-- start Records shown --
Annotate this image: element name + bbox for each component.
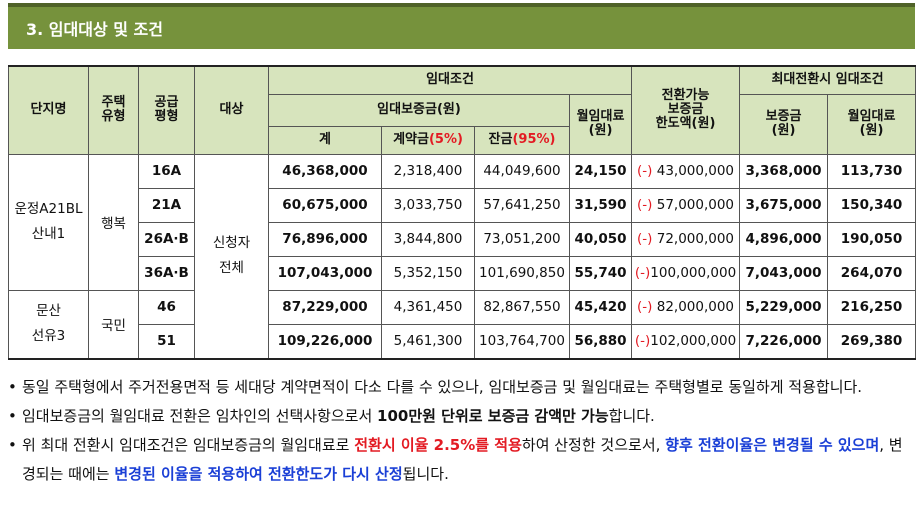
balance-amount: 82,867,550 — [474, 289, 570, 325]
complex-name: 문산 선유3 — [8, 289, 89, 359]
table-row: 51 109,226,000 5,461,300 103,764,700 56,… — [9, 323, 917, 359]
table-row: 운정A21BL 산내1 행복 16A 신청자 전체 46,368,000 2,3… — [8, 153, 917, 359]
supply-area: 26A·B — [138, 221, 195, 257]
max-deposit: 4,896,000 — [739, 221, 829, 257]
section-header: 3. 임대대상 및 조건 — [8, 3, 915, 49]
max-deposit: 3,675,000 — [739, 187, 829, 223]
contract-amount: 5,461,300 — [381, 323, 475, 359]
note-conversion-rate: • 위 최대 전환시 임대조건은 임대보증금의 월임대료로 전환시 이율 2.5%… — [8, 431, 915, 489]
housing-type: 행복 — [88, 153, 139, 291]
header-deposit: 임대보증금(원) — [268, 93, 570, 127]
monthly-rent: 40,050 — [568, 221, 633, 257]
monthly-rent: 56,880 — [568, 323, 633, 359]
max-deposit: 5,229,000 — [739, 289, 829, 325]
housing-type: 국민 — [88, 289, 139, 359]
contract-amount: 5,352,150 — [381, 255, 475, 291]
deposit-total: 107,043,000 — [268, 255, 382, 291]
header-monthly-rent: 월임대료 (원) — [568, 93, 633, 155]
balance-amount: 103,764,700 — [474, 323, 570, 359]
deposit-total: 109,226,000 — [268, 323, 382, 359]
deposit-total: 60,675,000 — [268, 187, 382, 223]
max-rent: 113,730 — [827, 153, 917, 189]
header-total: 계 — [268, 125, 382, 155]
contract-amount: 2,318,400 — [381, 153, 475, 189]
monthly-rent: 31,590 — [568, 187, 633, 223]
table-row: 36A·B 107,043,000 5,352,150 101,690,850 … — [9, 255, 917, 291]
monthly-rent: 45,420 — [568, 289, 633, 325]
header-max-rent: 월임대료 (원) — [827, 93, 917, 155]
convertible-limit: (-) 57,000,000 — [631, 187, 741, 223]
bullet: • — [8, 436, 17, 454]
convertible-limit: (-)100,000,000 — [631, 255, 741, 291]
table-row: 21A 60,675,000 3,033,750 57,641,250 31,5… — [9, 187, 917, 223]
balance-amount: 101,690,850 — [474, 255, 570, 291]
convertible-limit: (-) 72,000,000 — [631, 221, 741, 257]
supply-area: 36A·B — [138, 255, 195, 291]
table-row: 26A·B 76,896,000 3,844,800 73,051,200 40… — [9, 221, 917, 257]
complex-name: 운정A21BL 산내1 — [8, 153, 89, 291]
deposit-total: 46,368,000 — [268, 153, 382, 189]
deposit-total: 76,896,000 — [268, 221, 382, 257]
section-title: 3. 임대대상 및 조건 — [26, 20, 163, 39]
bullet: • — [8, 407, 17, 425]
deposit-total: 87,229,000 — [268, 289, 382, 325]
convertible-limit: (-) 43,000,000 — [631, 153, 741, 189]
max-deposit: 7,043,000 — [739, 255, 829, 291]
note-text: 동일 주택형에서 주거전용면적 등 세대당 계약면적이 다소 다를 수 있으나,… — [22, 378, 863, 396]
supply-area: 46 — [138, 289, 195, 325]
note-same-type: • 동일 주택형에서 주거전용면적 등 세대당 계약면적이 다소 다를 수 있으나… — [8, 373, 915, 402]
contract-amount: 4,361,450 — [381, 289, 475, 325]
notes: • 동일 주택형에서 주거전용면적 등 세대당 계약면적이 다소 다를 수 있으나… — [8, 373, 915, 489]
monthly-rent: 55,740 — [568, 255, 633, 291]
balance-amount: 44,049,600 — [474, 153, 570, 189]
contract-amount: 3,844,800 — [381, 221, 475, 257]
max-rent: 264,070 — [827, 255, 917, 291]
table-row: 문산 선유3 국민 46 87,229,000 4,361,450 82,867… — [8, 289, 917, 359]
rental-conditions-table: 단지명 주택 유형 공급 평형 대상 임대조건 전환가능 보증금 한도액(원) … — [8, 65, 917, 360]
header-max-deposit: 보증금 (원) — [739, 93, 829, 155]
header-supply-area: 공급 평형 — [138, 65, 195, 155]
supply-area: 21A — [138, 187, 195, 223]
balance-amount: 73,051,200 — [474, 221, 570, 257]
max-deposit: 7,226,000 — [739, 323, 829, 359]
max-rent: 269,380 — [827, 323, 917, 359]
header-target: 대상 — [194, 65, 269, 155]
balance-amount: 57,641,250 — [474, 187, 570, 223]
note-conversion-option: • 임대보증금의 월임대료 전환은 임차인의 선택사항으로서 100만원 단위로 … — [8, 402, 915, 431]
supply-area: 51 — [138, 323, 195, 359]
header-rental-conditions: 임대조건 — [267, 65, 633, 95]
header-housing-type: 주택 유형 — [88, 65, 139, 155]
header-max-conversion: 최대전환시 임대조건 — [739, 65, 917, 95]
header-balance: 잔금(95%) — [474, 125, 570, 155]
max-rent: 216,250 — [827, 289, 917, 325]
max-deposit: 3,368,000 — [739, 153, 829, 189]
contract-amount: 3,033,750 — [381, 187, 475, 223]
max-rent: 150,340 — [827, 187, 917, 223]
convertible-limit: (-)102,000,000 — [631, 323, 741, 359]
header-convertible-limit: 전환가능 보증금 한도액(원) — [631, 65, 741, 155]
header-contract: 계약금(5%) — [381, 125, 475, 155]
max-rent: 190,050 — [827, 221, 917, 257]
supply-area: 16A — [138, 153, 195, 189]
bullet: • — [8, 378, 17, 396]
target: 신청자 전체 — [194, 153, 269, 359]
header-complex: 단지명 — [8, 65, 89, 155]
convertible-limit: (-) 82,000,000 — [631, 289, 741, 325]
monthly-rent: 24,150 — [568, 153, 633, 189]
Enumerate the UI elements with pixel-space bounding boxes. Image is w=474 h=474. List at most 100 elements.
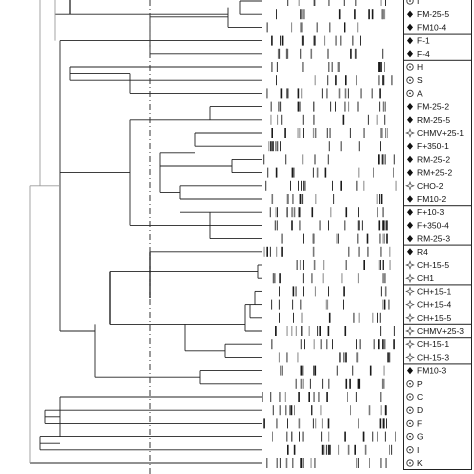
band-mark — [281, 246, 283, 257]
band-mark — [330, 101, 332, 112]
band-mark — [301, 312, 303, 323]
band-mark — [279, 48, 281, 59]
band-mark — [384, 431, 386, 442]
band-mark — [327, 326, 330, 336]
band-mark — [313, 339, 315, 350]
band-mark — [344, 22, 346, 33]
circled-dot-center — [409, 382, 411, 385]
sample-row: S — [406, 75, 423, 85]
band-mark — [299, 128, 301, 138]
band-mark — [385, 0, 386, 6]
sample-label: I — [417, 0, 419, 6]
band-mark — [380, 458, 382, 468]
band-mark — [285, 405, 287, 416]
circled-dot-center — [409, 66, 411, 68]
band-mark — [378, 62, 379, 72]
band-mark — [314, 154, 316, 165]
band-mark — [287, 48, 289, 59]
band-mark — [363, 260, 365, 270]
band-mark — [270, 392, 272, 402]
band-mark — [271, 299, 273, 310]
band-mark — [380, 0, 382, 6]
band-mark — [280, 35, 281, 46]
band-mark — [300, 48, 302, 59]
sample-row: CH-15-3 — [405, 352, 449, 362]
band-mark — [293, 207, 296, 218]
band-mark — [389, 260, 391, 270]
band-mark — [291, 431, 293, 442]
sample-row: CH+15-4 — [405, 300, 452, 310]
sample-row: F+350-4 — [407, 220, 449, 230]
band-mark — [357, 22, 359, 33]
band-mark — [388, 299, 390, 310]
band-mark — [345, 260, 347, 270]
band-mark — [291, 167, 294, 178]
band-mark — [302, 114, 304, 125]
band-mark — [379, 312, 381, 323]
filled-diamond-icon — [407, 235, 413, 243]
band-mark — [272, 431, 273, 442]
band-mark — [333, 194, 335, 204]
band-mark — [350, 48, 352, 59]
sample-label: CH-15-5 — [417, 260, 449, 270]
band-mark — [344, 220, 346, 231]
band-mark — [313, 114, 315, 125]
band-mark — [388, 352, 390, 363]
band-mark — [297, 88, 300, 99]
band-mark — [301, 180, 302, 191]
band-mark — [276, 75, 277, 86]
band-mark — [338, 62, 340, 72]
band-mark — [344, 88, 347, 99]
band-mark — [285, 154, 287, 165]
sample-label: FM10-4 — [417, 22, 447, 32]
band-mark — [276, 62, 278, 72]
band-mark — [315, 418, 317, 429]
circled-dot-center — [409, 92, 411, 95]
band-mark — [320, 339, 322, 350]
band-mark — [262, 392, 263, 402]
band-mark — [281, 114, 283, 125]
band-mark — [313, 365, 315, 376]
band-mark — [301, 326, 303, 336]
band-mark — [340, 141, 342, 152]
sample-row: H — [406, 62, 423, 72]
band-mark — [335, 75, 337, 86]
band-mark — [384, 299, 386, 310]
band-mark — [278, 352, 280, 363]
band-mark — [380, 128, 382, 138]
band-mark — [371, 9, 374, 20]
band-mark — [384, 220, 386, 231]
band-mark — [286, 88, 288, 99]
sample-label: RM-25-2 — [417, 154, 450, 164]
sample-label: F-1 — [417, 36, 430, 46]
band-mark — [269, 246, 271, 257]
sample-row: RM-25-2 — [407, 154, 450, 164]
band-mark — [287, 418, 288, 429]
band-mark — [338, 444, 340, 455]
band-mark — [384, 273, 386, 284]
band-mark — [302, 62, 304, 72]
band-mark — [302, 194, 304, 204]
band-mark — [344, 431, 346, 442]
band-mark — [279, 458, 281, 468]
band-mark — [278, 101, 280, 112]
band-mark — [293, 167, 295, 178]
band-mark — [278, 299, 280, 310]
band-mark — [379, 101, 381, 112]
band-mark — [338, 9, 341, 20]
band-mark — [317, 326, 319, 336]
band-mark — [327, 154, 329, 165]
open-star-icon — [405, 312, 415, 323]
sample-label: G — [417, 432, 424, 442]
band-mark — [313, 392, 315, 402]
band-mark — [276, 418, 278, 429]
sample-label: F+10-3 — [417, 207, 444, 217]
filled-diamond-icon — [407, 23, 413, 31]
band-mark — [358, 312, 360, 323]
band-mark — [280, 88, 283, 99]
band-mark — [356, 458, 358, 468]
band-mark — [343, 0, 345, 6]
band-mark — [345, 378, 348, 389]
band-mark — [329, 128, 331, 138]
band-mark — [372, 431, 374, 442]
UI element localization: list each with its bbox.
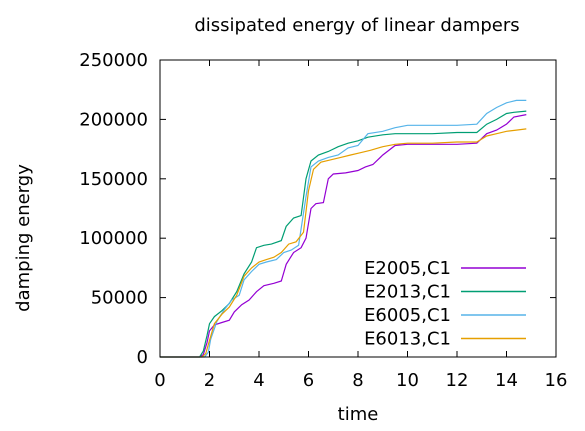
y-tick-label: 250000 — [79, 50, 148, 71]
y-tick-label: 100000 — [79, 228, 148, 249]
series-line-0 — [160, 114, 527, 358]
axis-ticks-layer: 0 2 4 6 8 10 12 14 16 0 50000 100000 150000 200000 250… — [79, 50, 567, 391]
x-tick-label: 2 — [204, 370, 215, 391]
legend-label: E2005,C1 — [364, 258, 451, 279]
x-tick-label: 6 — [303, 370, 314, 391]
x-tick-label: 10 — [396, 370, 419, 391]
series-line-1 — [160, 110, 527, 358]
legend-label: E2013,C1 — [364, 282, 451, 303]
y-tick-label: 0 — [137, 347, 148, 368]
x-tick-label: 0 — [154, 370, 165, 391]
y-tick-label: 50000 — [91, 288, 148, 309]
legend-label: E6013,C1 — [364, 329, 451, 350]
series-line-2 — [160, 99, 527, 358]
y-tick-label: 200000 — [79, 109, 148, 130]
x-tick-label: 4 — [253, 370, 264, 391]
x-tick-label: 14 — [495, 370, 518, 391]
x-axis-label: time — [338, 404, 379, 425]
x-tick-label: 8 — [352, 370, 363, 391]
legend-label: E6005,C1 — [364, 305, 451, 326]
y-tick-label: 150000 — [79, 169, 148, 190]
x-tick-label: 16 — [545, 370, 568, 391]
plot-series-layer — [160, 99, 527, 358]
x-tick-label: 12 — [446, 370, 469, 391]
y-axis-label: damping energy — [13, 164, 34, 312]
chart-title: dissipated energy of linear dampers — [194, 15, 519, 36]
series-line-3 — [160, 128, 527, 358]
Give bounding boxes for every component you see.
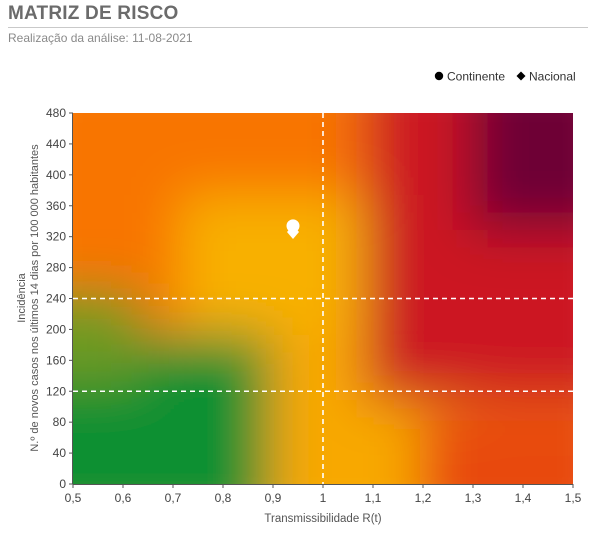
y-tick-label: 160 — [46, 353, 66, 367]
y-tick-label: 0 — [59, 477, 66, 491]
heat-zone-dark-red — [470, 113, 573, 230]
x-tick-label: 1,5 — [565, 491, 582, 505]
x-tick-label: 0,5 — [65, 491, 82, 505]
y-tick-label: 40 — [53, 446, 67, 460]
analysis-date: Realização da análise: 11-08-2021 — [8, 31, 193, 45]
heatmap-background — [73, 113, 573, 484]
x-axis-label: Transmissibilidade R(t) — [264, 513, 381, 525]
x-tick-label: 1,3 — [465, 491, 482, 505]
legend-nacional-marker — [516, 71, 526, 81]
y-tick-label: 360 — [46, 199, 66, 213]
heat-zone-yellow-upper — [180, 195, 370, 340]
y-tick-label: 120 — [46, 384, 66, 398]
y-tick-label: 440 — [46, 137, 66, 151]
heat-zone-green-mid — [73, 290, 140, 380]
y-tick-label: 200 — [46, 322, 66, 336]
title-divider — [8, 27, 588, 28]
axes: 0,5 0,6 0,7 0,8 0,9 1 1,1 1,2 1,3 1,4 1,5 0 40 80 120 1… — [46, 106, 582, 505]
legend-continente-marker — [434, 71, 444, 81]
y-tick-label: 280 — [46, 261, 66, 275]
y-axis-label-line2: N.º de novos casos nos últimos 14 dias p… — [29, 144, 41, 452]
x-tick-label: 1 — [320, 491, 327, 505]
y-tick-label: 480 — [46, 106, 66, 120]
data-point-nacional — [287, 225, 299, 240]
x-tick-label: 0,6 — [115, 491, 132, 505]
threshold-lines — [73, 113, 573, 484]
x-tick-label: 0,9 — [265, 491, 282, 505]
x-tick-label: 1,4 — [515, 491, 532, 505]
data-points — [286, 219, 300, 240]
y-axis-label-line1: Incidência — [16, 272, 28, 322]
x-tick-label: 0,8 — [215, 491, 232, 505]
y-tick-label: 240 — [46, 292, 66, 306]
header: MATRIZ DE RISCO Realização da análise: 1… — [8, 2, 594, 46]
x-tick-label: 0,7 — [165, 491, 182, 505]
legend-nacional-label: Nacional — [529, 70, 576, 84]
x-tick-label: 1,1 — [365, 491, 382, 505]
y-tick-label: 320 — [46, 230, 66, 244]
heat-zone-red-orange — [420, 410, 573, 484]
page-title: MATRIZ DE RISCO — [8, 3, 179, 24]
y-tick-label: 80 — [53, 415, 67, 429]
legend: Continente Nacional — [434, 70, 576, 84]
x-tick-label: 1,2 — [415, 491, 432, 505]
y-tick-label: 400 — [46, 168, 66, 182]
legend-continente-label: Continente — [447, 70, 505, 84]
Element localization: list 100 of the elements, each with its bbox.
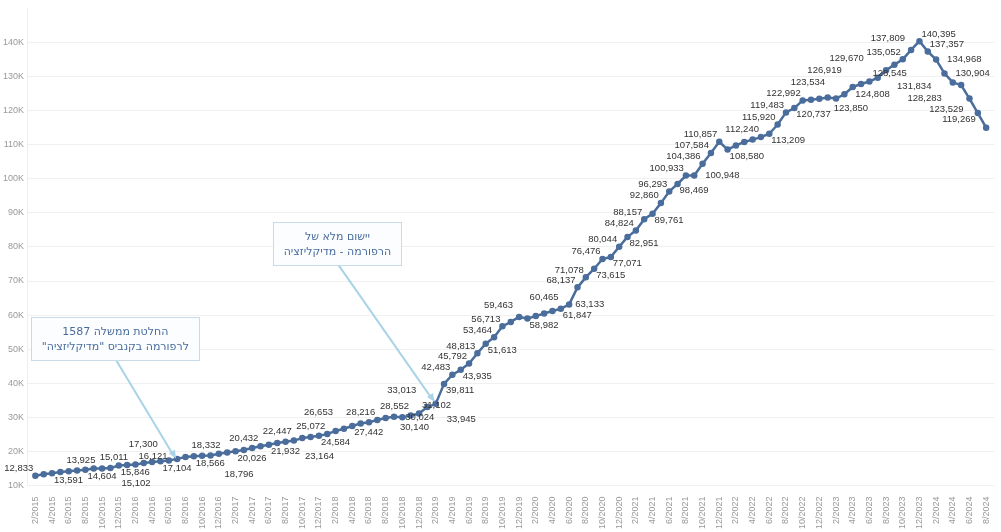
data-label: 28,552 xyxy=(379,399,410,411)
data-label: 77,071 xyxy=(612,257,642,269)
x-tick-label: 4/2020 xyxy=(546,496,557,524)
y-tick-label: 80K xyxy=(8,241,25,252)
data-label: 120,737 xyxy=(796,108,831,120)
data-label: 30,140 xyxy=(399,421,430,433)
x-tick-label: 6/2024 xyxy=(963,496,974,524)
y-tick-label: 100K xyxy=(2,173,25,184)
x-tick-label: 10/2020 xyxy=(596,496,607,530)
data-label: 42,483 xyxy=(421,361,451,373)
data-label: 17,104 xyxy=(162,461,192,473)
data-label: 27,442 xyxy=(354,426,384,438)
x-tick-label: 2/2024 xyxy=(930,496,941,524)
x-tick-label: 12/2015 xyxy=(113,496,124,530)
x-tick-label: 2/2021 xyxy=(630,496,641,524)
x-tick-label: 12/2020 xyxy=(613,496,624,530)
x-tick-label: 8/2016 xyxy=(179,496,190,524)
data-label: 33,945 xyxy=(446,413,476,425)
y-tick-label: 110K xyxy=(3,139,25,150)
x-tick-label: 2/2016 xyxy=(129,496,140,524)
data-label: 63,133 xyxy=(575,297,605,309)
data-label: 15,846 xyxy=(120,465,150,477)
data-label: 58,982 xyxy=(529,318,559,330)
x-tick-label: 6/2019 xyxy=(463,496,474,524)
data-label: 119,483 xyxy=(750,98,784,110)
data-label: 140,395 xyxy=(921,27,956,39)
annotation: יישום מלא של הרפורמה - מדיקליזציה xyxy=(272,221,403,266)
data-label: 25,072 xyxy=(296,420,326,432)
data-label: 73,615 xyxy=(596,269,626,281)
data-label: 20,026 xyxy=(237,451,267,463)
x-tick-label: 10/2021 xyxy=(697,496,708,530)
x-tick-label: 10/2019 xyxy=(496,496,507,530)
x-tick-label: 2/2022 xyxy=(730,496,741,524)
x-tick-label: 8/2018 xyxy=(380,496,391,524)
data-label: 137,809 xyxy=(870,32,906,44)
x-tick-label: 10/2016 xyxy=(196,496,207,530)
data-label: 61,847 xyxy=(562,309,592,321)
x-tick-label: 10/2017 xyxy=(296,496,307,530)
data-label: 135,052 xyxy=(866,45,901,57)
y-tick-label: 120K xyxy=(2,105,25,116)
data-label: 110,857 xyxy=(683,128,718,140)
x-tick-label: 4/2023 xyxy=(847,496,858,524)
y-tick-label: 30K xyxy=(8,411,25,422)
annotation: החלטת ממשלה 1587 לרפורמה בקנביס "מדיקליזציה" xyxy=(30,316,200,361)
data-label: 33,013 xyxy=(387,384,417,396)
data-label: 18,796 xyxy=(224,467,254,479)
x-tick-label: 8/2015 xyxy=(79,496,90,524)
x-tick-label: 8/2019 xyxy=(480,496,491,524)
data-label: 112,240 xyxy=(725,123,759,135)
y-tick-label: 20K xyxy=(8,445,25,456)
x-tick-label: 4/2021 xyxy=(647,496,658,524)
x-tick-label: 10/2023 xyxy=(897,496,908,530)
data-label: 92,860 xyxy=(629,189,659,201)
x-tick-label: 6/2015 xyxy=(63,496,74,524)
x-tick-label: 12/2018 xyxy=(413,496,424,530)
x-tick-label: 2/2023 xyxy=(830,496,841,524)
x-tick-label: 10/2015 xyxy=(96,496,107,530)
y-tick-label: 90K xyxy=(8,207,25,218)
data-label: 131,834 xyxy=(897,79,932,91)
y-tick-label: 70K xyxy=(8,275,25,286)
y-tick-label: 60K xyxy=(8,309,25,320)
data-label: 17,300 xyxy=(128,437,158,449)
data-label: 20,432 xyxy=(229,432,259,444)
data-label: 126,919 xyxy=(807,64,842,76)
x-tick-label: 10/2018 xyxy=(396,496,407,530)
data-label: 123,850 xyxy=(833,101,869,113)
data-label: 113,209 xyxy=(771,134,805,146)
data-label: 119,269 xyxy=(942,113,976,125)
x-tick-label: 6/2018 xyxy=(363,496,374,524)
data-label: 56,713 xyxy=(471,312,501,324)
x-tick-label: 2/2015 xyxy=(29,496,40,524)
x-tick-label: 2/2020 xyxy=(530,496,541,524)
data-label: 23,164 xyxy=(304,449,334,461)
data-label: 22,447 xyxy=(262,425,292,437)
data-label: 14,604 xyxy=(87,470,117,482)
x-tick-label: 6/2020 xyxy=(563,496,574,524)
data-label: 108,580 xyxy=(729,149,764,161)
x-tick-label: 6/2023 xyxy=(863,496,874,524)
data-label: 21,932 xyxy=(270,445,300,457)
y-tick-label: 40K xyxy=(8,377,25,388)
data-label: 76,476 xyxy=(571,245,601,257)
x-tick-label: 4/2019 xyxy=(446,496,457,524)
x-tick-label: 4/2016 xyxy=(146,496,157,524)
data-label: 15,011 xyxy=(99,450,129,462)
data-label: 18,566 xyxy=(195,456,225,468)
data-label: 130,904 xyxy=(955,66,990,78)
x-tick-label: 6/2016 xyxy=(163,496,174,524)
data-label: 88,157 xyxy=(613,205,643,217)
x-tick-label: 8/2017 xyxy=(280,496,291,524)
y-tick-label: 140K xyxy=(2,36,25,47)
data-label: 24,584 xyxy=(320,436,350,448)
x-tick-label: 2/2018 xyxy=(330,496,341,524)
x-tick-label: 8/2022 xyxy=(780,496,791,524)
x-tick-label: 8/2023 xyxy=(880,496,891,524)
data-label: 123,534 xyxy=(790,75,826,87)
data-label: 15,102 xyxy=(121,477,151,489)
data-label: 134,968 xyxy=(947,53,982,64)
x-tick-label: 8/2024 xyxy=(980,496,991,524)
data-label: 104,386 xyxy=(666,150,701,162)
data-label: 26,653 xyxy=(303,406,333,418)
-- end Records shown --
Copy out the records, starting at the line that contains "y-tick-label: 250000 — [79, 50, 148, 71]" and ending after the line that contains "y-axis-label: damping energy".

→ Response:
y-tick-label: 250000 — [79, 50, 148, 71]
y-tick-label: 100000 — [79, 228, 148, 249]
series-line-0 — [160, 114, 527, 358]
axis-ticks-layer: 0 2 4 6 8 10 12 14 16 0 50000 100000 150000 200000 250… — [79, 50, 567, 391]
x-tick-label: 2 — [204, 370, 215, 391]
legend-label: E2005,C1 — [364, 258, 451, 279]
x-tick-label: 6 — [303, 370, 314, 391]
x-tick-label: 10 — [396, 370, 419, 391]
series-line-1 — [160, 110, 527, 358]
legend-label: E2013,C1 — [364, 282, 451, 303]
y-tick-label: 0 — [137, 347, 148, 368]
x-tick-label: 0 — [154, 370, 165, 391]
y-tick-label: 50000 — [91, 288, 148, 309]
legend-label: E6013,C1 — [364, 329, 451, 350]
series-line-2 — [160, 99, 527, 358]
y-tick-label: 200000 — [79, 109, 148, 130]
x-tick-label: 4 — [253, 370, 264, 391]
x-tick-label: 14 — [495, 370, 518, 391]
x-axis-label: time — [338, 404, 379, 425]
x-tick-label: 8 — [352, 370, 363, 391]
legend-label: E6005,C1 — [364, 305, 451, 326]
y-tick-label: 150000 — [79, 169, 148, 190]
x-tick-label: 16 — [545, 370, 568, 391]
plot-series-layer — [160, 99, 527, 358]
x-tick-label: 12 — [446, 370, 469, 391]
y-axis-label: damping energy — [13, 164, 34, 312]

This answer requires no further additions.